start Given records
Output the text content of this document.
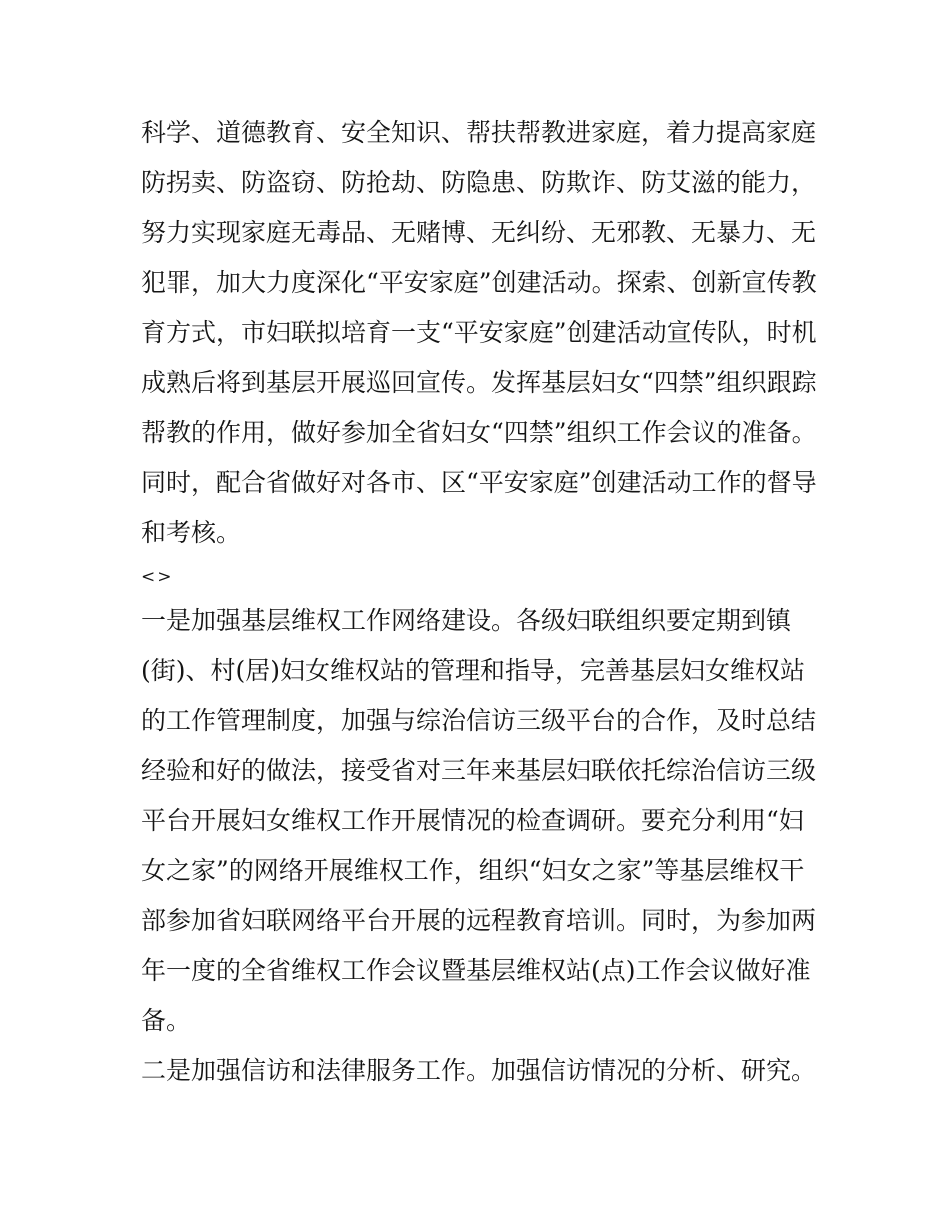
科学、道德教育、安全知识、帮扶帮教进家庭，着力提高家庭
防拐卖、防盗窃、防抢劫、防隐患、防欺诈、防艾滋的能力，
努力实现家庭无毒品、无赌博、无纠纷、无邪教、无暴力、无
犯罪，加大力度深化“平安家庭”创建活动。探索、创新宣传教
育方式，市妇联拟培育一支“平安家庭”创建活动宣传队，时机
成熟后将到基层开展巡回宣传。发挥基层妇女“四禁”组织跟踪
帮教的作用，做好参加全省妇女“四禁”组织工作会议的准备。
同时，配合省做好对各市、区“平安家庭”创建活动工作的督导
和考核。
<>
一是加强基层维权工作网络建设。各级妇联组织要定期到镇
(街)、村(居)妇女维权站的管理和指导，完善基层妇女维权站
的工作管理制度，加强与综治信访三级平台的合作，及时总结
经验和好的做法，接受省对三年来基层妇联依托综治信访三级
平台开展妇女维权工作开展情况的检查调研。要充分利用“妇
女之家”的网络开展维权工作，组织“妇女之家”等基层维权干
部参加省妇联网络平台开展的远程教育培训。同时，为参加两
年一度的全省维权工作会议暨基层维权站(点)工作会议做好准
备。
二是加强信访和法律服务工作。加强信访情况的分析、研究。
end Given records
start Given records
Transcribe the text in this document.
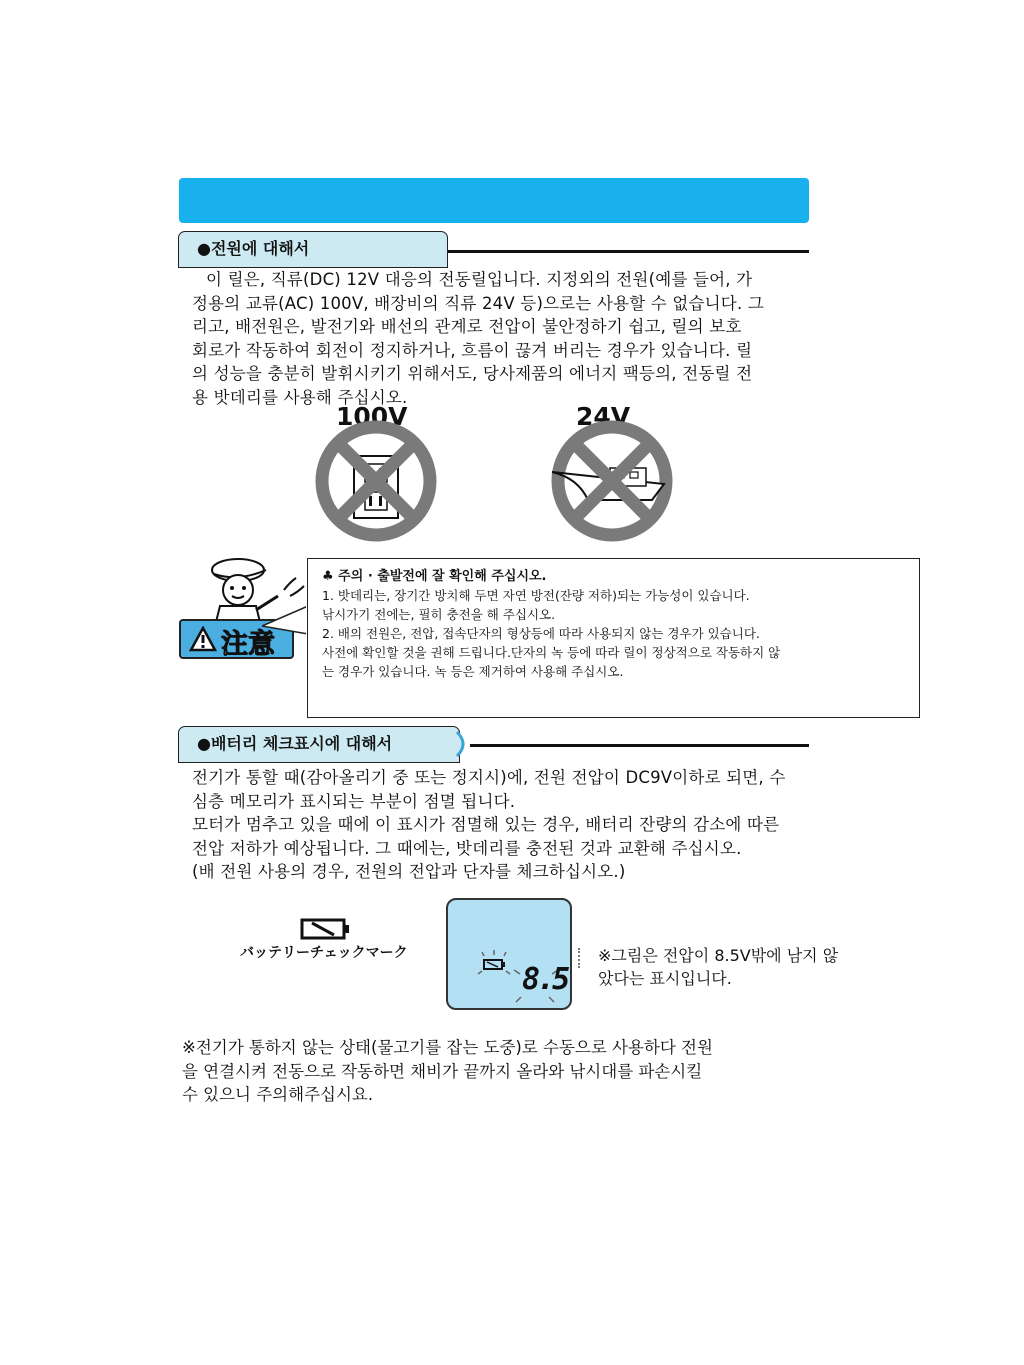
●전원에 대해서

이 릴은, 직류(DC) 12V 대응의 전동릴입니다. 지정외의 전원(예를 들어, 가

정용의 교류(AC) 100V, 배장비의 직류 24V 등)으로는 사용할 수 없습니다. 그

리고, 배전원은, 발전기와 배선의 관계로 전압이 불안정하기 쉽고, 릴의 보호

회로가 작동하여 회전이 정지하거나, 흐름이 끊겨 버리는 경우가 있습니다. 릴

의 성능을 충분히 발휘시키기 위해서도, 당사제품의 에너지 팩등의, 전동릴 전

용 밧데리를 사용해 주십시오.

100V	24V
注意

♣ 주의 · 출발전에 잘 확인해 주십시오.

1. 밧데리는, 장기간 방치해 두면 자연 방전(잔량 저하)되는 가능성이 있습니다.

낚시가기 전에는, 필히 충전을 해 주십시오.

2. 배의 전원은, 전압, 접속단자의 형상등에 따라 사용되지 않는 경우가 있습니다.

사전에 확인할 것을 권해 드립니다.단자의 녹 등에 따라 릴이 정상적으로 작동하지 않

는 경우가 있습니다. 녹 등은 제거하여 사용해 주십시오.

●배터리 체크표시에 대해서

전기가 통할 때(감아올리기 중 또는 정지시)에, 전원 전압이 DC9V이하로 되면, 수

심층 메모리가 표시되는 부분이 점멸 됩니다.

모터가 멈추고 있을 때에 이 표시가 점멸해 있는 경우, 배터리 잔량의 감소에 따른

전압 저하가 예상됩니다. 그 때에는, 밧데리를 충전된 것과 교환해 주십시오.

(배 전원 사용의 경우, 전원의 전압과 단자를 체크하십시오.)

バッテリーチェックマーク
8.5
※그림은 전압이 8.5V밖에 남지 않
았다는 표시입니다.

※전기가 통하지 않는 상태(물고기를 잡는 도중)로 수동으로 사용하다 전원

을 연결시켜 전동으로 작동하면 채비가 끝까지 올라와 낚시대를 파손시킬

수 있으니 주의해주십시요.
end Given records
▶ Written request
Look for lines containing the string "this" and copy them all.

▶ Task response
Output the text content of this document.
Transcribe the text in this document.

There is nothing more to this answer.